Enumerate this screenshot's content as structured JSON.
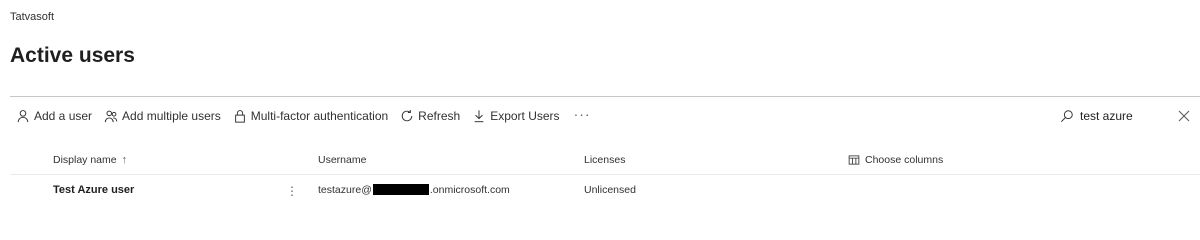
{
  "organization": "Tatvasoft",
  "page_title": "Active users",
  "toolbar": {
    "add_user": "Add a user",
    "add_multiple": "Add multiple users",
    "mfa": "Multi-factor authentication",
    "refresh": "Refresh",
    "export": "Export Users",
    "more": "···"
  },
  "search": {
    "value": "test azure"
  },
  "table": {
    "columns": {
      "display_name": "Display name",
      "sort_indicator": "↑",
      "username": "Username",
      "licenses": "Licenses",
      "choose_columns": "Choose columns"
    },
    "rows": [
      {
        "display_name": "Test Azure user",
        "row_menu": "⋮",
        "username_prefix": "testazure@",
        "username_suffix": ".onmicrosoft.com",
        "licenses": "Unlicensed"
      }
    ]
  }
}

-*-

Count every line of the records that holds the string "licenses". Write only the total.

2